» Exercise aim
How many lines in the records below contain the word "document"? Answer with the number alone.

------------------------------------

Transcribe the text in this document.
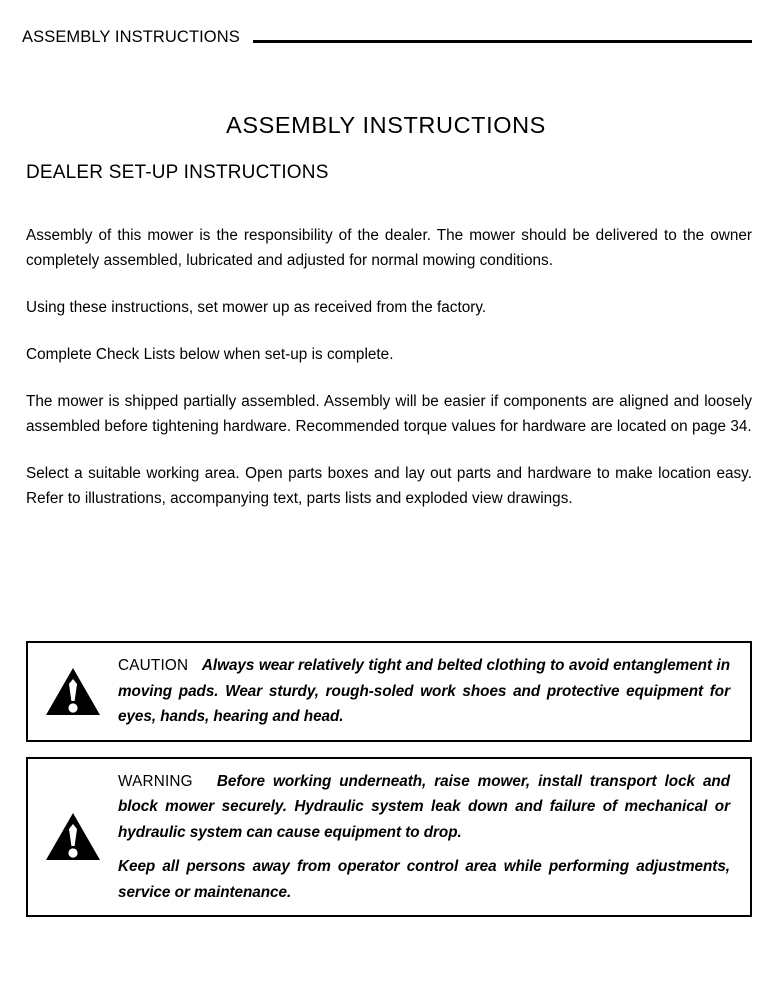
ASSEMBLY INSTRUCTIONS
ASSEMBLY INSTRUCTIONS
DEALER SET-UP INSTRUCTIONS

Assembly of this mower is the responsibility of the dealer. The mower should be delivered to the owner completely assembled, lubricated and adjusted for normal mowing conditions.

Using these instructions, set mower up as received from the factory.

Complete Check Lists below when set-up is complete.

The mower is shipped partially assembled. Assembly will be easier if components are aligned and loosely assembled before tightening hardware. Recommended torque values for hardware are located on page 34.

Select a suitable working area. Open parts boxes and lay out parts and hardware to make location easy. Refer to illustrations, accompanying text, parts lists and exploded view drawings.

CAUTION Always wear relatively tight and belted clothing to avoid entanglement in moving pads. Wear sturdy, rough-soled work shoes and protective equipment for eyes, hands, hearing and head.

WARNING Before working underneath, raise mower, install transport lock and block mower securely. Hydraulic system leak down and failure of mechanical or hydraulic system can cause equipment to drop.

Keep all persons away from operator control area while performing adjustments, service or maintenance.
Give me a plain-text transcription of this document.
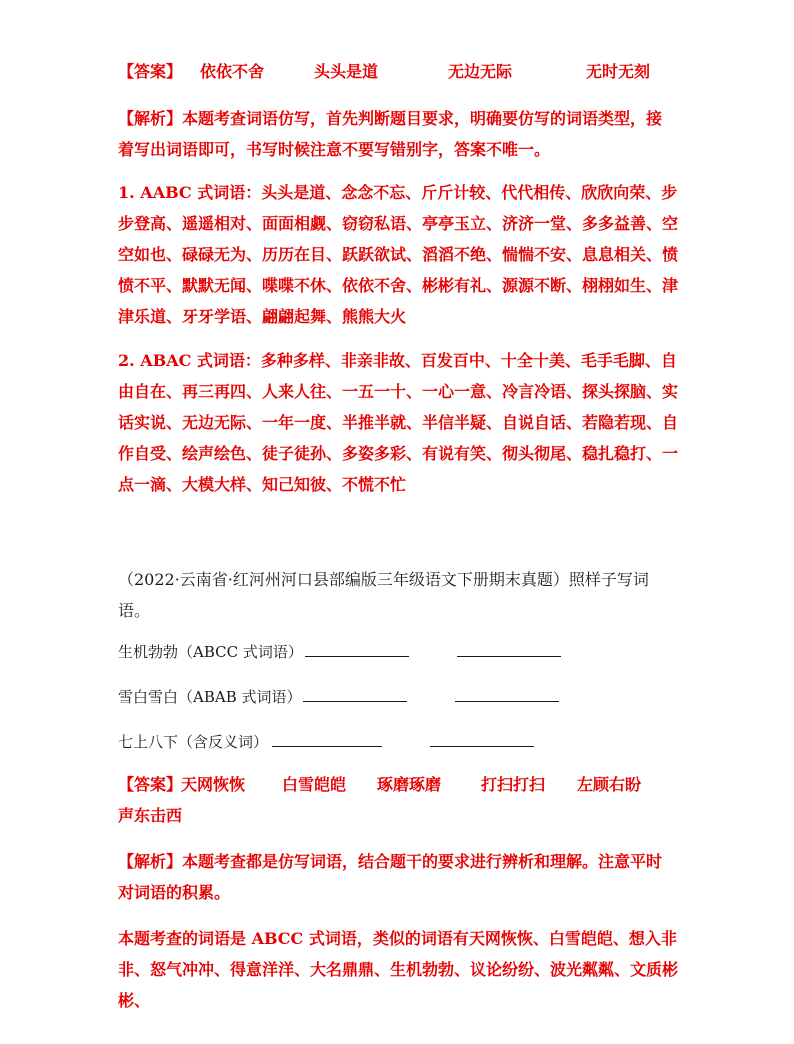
【答案】 依依不舍	头头是道	无边无际	无时无刻

【解析】本题考查词语仿写，首先判断题目要求，明确要仿写的词语类型，接着写出词语即可，书写时候注意不要写错别字，答案不唯一。

1. AABC 式词语：头头是道、念念不忘、斤斤计较、代代相传、欣欣向荣、步步登高、遥遥相对、面面相觑、窃窃私语、亭亭玉立、济济一堂、多多益善、空空如也、碌碌无为、历历在目、跃跃欲试、滔滔不绝、惴惴不安、息息相关、愤愤不平、默默无闻、喋喋不休、依依不舍、彬彬有礼、源源不断、栩栩如生、津津乐道、牙牙学语、翩翩起舞、熊熊大火

2. ABAC 式词语：多种多样、非亲非故、百发百中、十全十美、毛手毛脚、自由自在、再三再四、人来人往、一五一十、一心一意、冷言冷语、探头探脑、实话实说、无边无际、一年一度、半推半就、半信半疑、自说自话、若隐若现、自作自受、绘声绘色、徒子徒孙、多姿多彩、有说有笑、彻头彻尾、稳扎稳打、一点一滴、大模大样、知己知彼、不慌不忙

（2022·云南省·红河州河口县部编版三年级语文下册期末真题）照样子写词语。

生机勃勃（ABCC 式词语）
雪白雪白（ABAB 式词语）
七上八下（含反义词）
【答案】
天网恢恢 白雪皑皑 琢磨琢磨 打扫打扫 左顾右盼
声东击西

【解析】本题考查都是仿写词语，结合题干的要求进行辨析和理解。注意平时对词语的积累。

本题考查的词语是 ABCC 式词语，类似的词语有天网恢恢、白雪皑皑、想入非非、怒气冲冲、得意洋洋、大名鼎鼎、生机勃勃、议论纷纷、波光粼粼、文质彬彬、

------------------------------------

» Complete answer
2